START

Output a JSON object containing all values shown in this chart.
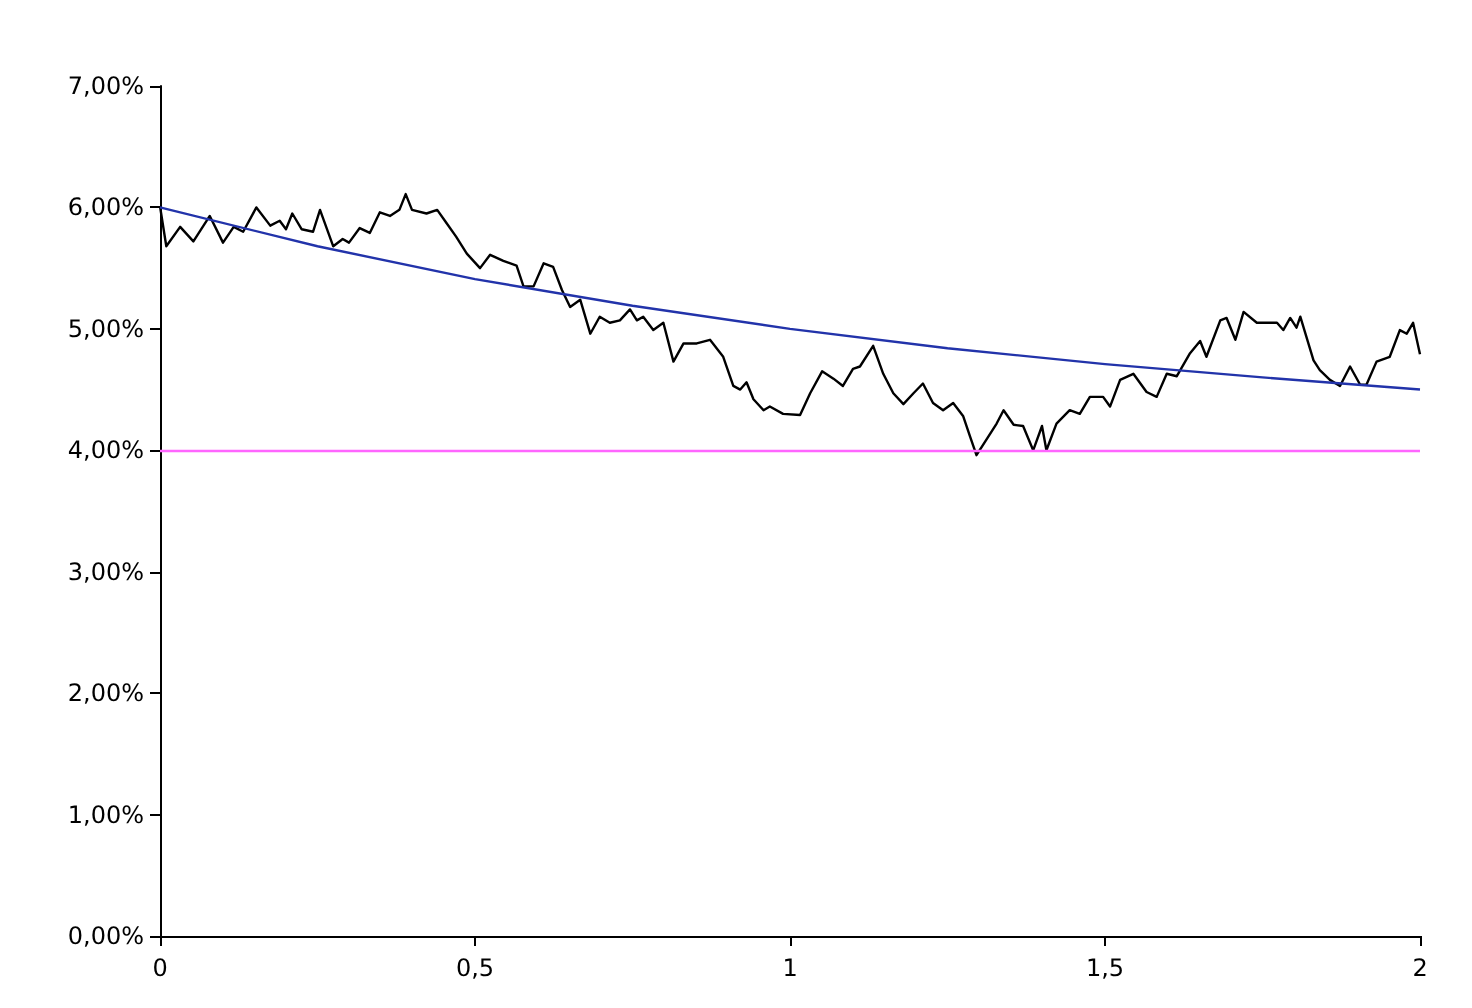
{
  "chart_data": {
    "type": "line",
    "xlim": [
      0,
      2
    ],
    "ylim": [
      0,
      7
    ],
    "xticks": [
      0,
      {
        "value": 0.5,
        "label": "0,5"
      },
      1,
      {
        "value": 1.5,
        "label": "1,5"
      },
      2
    ],
    "yticks": [
      {
        "value": 0,
        "label": "0,00%"
      },
      {
        "value": 1,
        "label": "1,00%"
      },
      {
        "value": 2,
        "label": "2,00%"
      },
      {
        "value": 3,
        "label": "3,00%"
      },
      {
        "value": 4,
        "label": "4,00%"
      },
      {
        "value": 5,
        "label": "5,00%"
      },
      {
        "value": 6,
        "label": "6,00%"
      },
      {
        "value": 7,
        "label": "7,00%"
      }
    ],
    "grid": false,
    "marker": "none",
    "line_style": "solid",
    "series": [
      {
        "color": "#000000",
        "x": [
          0,
          0.01,
          0.032,
          0.053,
          0.079,
          0.1,
          0.117,
          0.132,
          0.153,
          0.175,
          0.19,
          0.2,
          0.21,
          0.225,
          0.243,
          0.254,
          0.275,
          0.29,
          0.3,
          0.317,
          0.333,
          0.349,
          0.365,
          0.38,
          0.39,
          0.4,
          0.423,
          0.44,
          0.455,
          0.47,
          0.487,
          0.508,
          0.524,
          0.545,
          0.566,
          0.577,
          0.593,
          0.609,
          0.624,
          0.638,
          0.651,
          0.667,
          0.683,
          0.698,
          0.714,
          0.73,
          0.746,
          0.757,
          0.767,
          0.783,
          0.799,
          0.815,
          0.831,
          0.852,
          0.873,
          0.894,
          0.91,
          0.921,
          0.931,
          0.942,
          0.958,
          0.968,
          0.989,
          1.016,
          1.032,
          1.051,
          1.069,
          1.084,
          1.1,
          1.111,
          1.132,
          1.148,
          1.164,
          1.18,
          1.196,
          1.211,
          1.227,
          1.243,
          1.259,
          1.275,
          1.286,
          1.296,
          1.312,
          1.328,
          1.339,
          1.355,
          1.37,
          1.386,
          1.4,
          1.407,
          1.423,
          1.444,
          1.46,
          1.476,
          1.497,
          1.508,
          1.524,
          1.545,
          1.566,
          1.582,
          1.598,
          1.614,
          1.635,
          1.651,
          1.661,
          1.683,
          1.693,
          1.707,
          1.72,
          1.741,
          1.773,
          1.783,
          1.794,
          1.804,
          1.81,
          1.831,
          1.841,
          1.857,
          1.873,
          1.889,
          1.905,
          1.915,
          1.931,
          1.952,
          1.968,
          1.979,
          1.989,
          2.0
        ],
        "values": [
          6.01,
          5.68,
          5.84,
          5.72,
          5.93,
          5.71,
          5.84,
          5.8,
          6.0,
          5.85,
          5.89,
          5.82,
          5.95,
          5.82,
          5.8,
          5.98,
          5.68,
          5.74,
          5.71,
          5.83,
          5.79,
          5.96,
          5.93,
          5.98,
          6.11,
          5.98,
          5.95,
          5.98,
          5.87,
          5.76,
          5.62,
          5.5,
          5.61,
          5.56,
          5.52,
          5.35,
          5.35,
          5.54,
          5.51,
          5.32,
          5.18,
          5.24,
          4.96,
          5.1,
          5.05,
          5.07,
          5.16,
          5.07,
          5.1,
          4.99,
          5.05,
          4.73,
          4.88,
          4.88,
          4.91,
          4.77,
          4.53,
          4.5,
          4.56,
          4.42,
          4.33,
          4.36,
          4.3,
          4.29,
          4.47,
          4.65,
          4.59,
          4.53,
          4.67,
          4.69,
          4.86,
          4.63,
          4.47,
          4.38,
          4.47,
          4.55,
          4.39,
          4.33,
          4.39,
          4.28,
          4.11,
          3.96,
          4.09,
          4.22,
          4.33,
          4.21,
          4.2,
          4.0,
          4.2,
          4.0,
          4.22,
          4.33,
          4.3,
          4.44,
          4.44,
          4.36,
          4.58,
          4.63,
          4.48,
          4.44,
          4.63,
          4.61,
          4.8,
          4.9,
          4.77,
          5.07,
          5.09,
          4.91,
          5.14,
          5.05,
          5.05,
          4.99,
          5.09,
          5.01,
          5.1,
          4.74,
          4.66,
          4.58,
          4.53,
          4.69,
          4.54,
          4.54,
          4.73,
          4.77,
          4.99,
          4.96,
          5.05,
          4.79
        ]
      },
      {
        "color": "#2233aa",
        "x": [
          0,
          0.25,
          0.5,
          0.75,
          1,
          1.25,
          1.5,
          1.75,
          2
        ],
        "values": [
          6.0,
          5.68,
          5.41,
          5.19,
          5.0,
          4.84,
          4.71,
          4.6,
          4.5
        ]
      }
    ],
    "ref_lines": [
      {
        "axis": "y",
        "value": 4,
        "color": "#ff66ff",
        "line_style": "solid"
      }
    ]
  }
}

END

| To be done |
Omit every picture, then repeat the remaining data exactly as it appears above.

| Task answer |
Output a JSON object containing all values shown in this chart.
{
  "chart_data": {
    "type": "line",
    "xlim": [
      0,
      2
    ],
    "ylim": [
      0,
      7
    ],
    "xticks": [
      0,
      {
        "value": 0.5,
        "label": "0,5"
      },
      1,
      {
        "value": 1.5,
        "label": "1,5"
      },
      2
    ],
    "yticks": [
      {
        "value": 0,
        "label": "0,00%"
      },
      {
        "value": 1,
        "label": "1,00%"
      },
      {
        "value": 2,
        "label": "2,00%"
      },
      {
        "value": 3,
        "label": "3,00%"
      },
      {
        "value": 4,
        "label": "4,00%"
      },
      {
        "value": 5,
        "label": "5,00%"
      },
      {
        "value": 6,
        "label": "6,00%"
      },
      {
        "value": 7,
        "label": "7,00%"
      }
    ],
    "grid": false,
    "marker": "none",
    "line_style": "solid",
    "series": [
      {
        "color": "#000000",
        "x": [
          0,
          0.01,
          0.032,
          0.053,
          0.079,
          0.1,
          0.117,
          0.132,
          0.153,
          0.175,
          0.19,
          0.2,
          0.21,
          0.225,
          0.243,
          0.254,
          0.275,
          0.29,
          0.3,
          0.317,
          0.333,
          0.349,
          0.365,
          0.38,
          0.39,
          0.4,
          0.423,
          0.44,
          0.455,
          0.47,
          0.487,
          0.508,
          0.524,
          0.545,
          0.566,
          0.577,
          0.593,
          0.609,
          0.624,
          0.638,
          0.651,
          0.667,
          0.683,
          0.698,
          0.714,
          0.73,
          0.746,
          0.757,
          0.767,
          0.783,
          0.799,
          0.815,
          0.831,
          0.852,
          0.873,
          0.894,
          0.91,
          0.921,
          0.931,
          0.942,
          0.958,
          0.968,
          0.989,
          1.016,
          1.032,
          1.051,
          1.069,
          1.084,
          1.1,
          1.111,
          1.132,
          1.148,
          1.164,
          1.18,
          1.196,
          1.211,
          1.227,
          1.243,
          1.259,
          1.275,
          1.286,
          1.296,
          1.312,
          1.328,
          1.339,
          1.355,
          1.37,
          1.386,
          1.4,
          1.407,
          1.423,
          1.444,
          1.46,
          1.476,
          1.497,
          1.508,
          1.524,
          1.545,
          1.566,
          1.582,
          1.598,
          1.614,
          1.635,
          1.651,
          1.661,
          1.683,
          1.693,
          1.707,
          1.72,
          1.741,
          1.773,
          1.783,
          1.794,
          1.804,
          1.81,
          1.831,
          1.841,
          1.857,
          1.873,
          1.889,
          1.905,
          1.915,
          1.931,
          1.952,
          1.968,
          1.979,
          1.989,
          2.0
        ],
        "values": [
          6.01,
          5.68,
          5.84,
          5.72,
          5.93,
          5.71,
          5.84,
          5.8,
          6.0,
          5.85,
          5.89,
          5.82,
          5.95,
          5.82,
          5.8,
          5.98,
          5.68,
          5.74,
          5.71,
          5.83,
          5.79,
          5.96,
          5.93,
          5.98,
          6.11,
          5.98,
          5.95,
          5.98,
          5.87,
          5.76,
          5.62,
          5.5,
          5.61,
          5.56,
          5.52,
          5.35,
          5.35,
          5.54,
          5.51,
          5.32,
          5.18,
          5.24,
          4.96,
          5.1,
          5.05,
          5.07,
          5.16,
          5.07,
          5.1,
          4.99,
          5.05,
          4.73,
          4.88,
          4.88,
          4.91,
          4.77,
          4.53,
          4.5,
          4.56,
          4.42,
          4.33,
          4.36,
          4.3,
          4.29,
          4.47,
          4.65,
          4.59,
          4.53,
          4.67,
          4.69,
          4.86,
          4.63,
          4.47,
          4.38,
          4.47,
          4.55,
          4.39,
          4.33,
          4.39,
          4.28,
          4.11,
          3.96,
          4.09,
          4.22,
          4.33,
          4.21,
          4.2,
          4.0,
          4.2,
          4.0,
          4.22,
          4.33,
          4.3,
          4.44,
          4.44,
          4.36,
          4.58,
          4.63,
          4.48,
          4.44,
          4.63,
          4.61,
          4.8,
          4.9,
          4.77,
          5.07,
          5.09,
          4.91,
          5.14,
          5.05,
          5.05,
          4.99,
          5.09,
          5.01,
          5.1,
          4.74,
          4.66,
          4.58,
          4.53,
          4.69,
          4.54,
          4.54,
          4.73,
          4.77,
          4.99,
          4.96,
          5.05,
          4.79
        ]
      },
      {
        "color": "#2233aa",
        "x": [
          0,
          0.25,
          0.5,
          0.75,
          1,
          1.25,
          1.5,
          1.75,
          2
        ],
        "values": [
          6.0,
          5.68,
          5.41,
          5.19,
          5.0,
          4.84,
          4.71,
          4.6,
          4.5
        ]
      }
    ],
    "ref_lines": [
      {
        "axis": "y",
        "value": 4,
        "color": "#ff66ff",
        "line_style": "solid"
      }
    ]
  }
}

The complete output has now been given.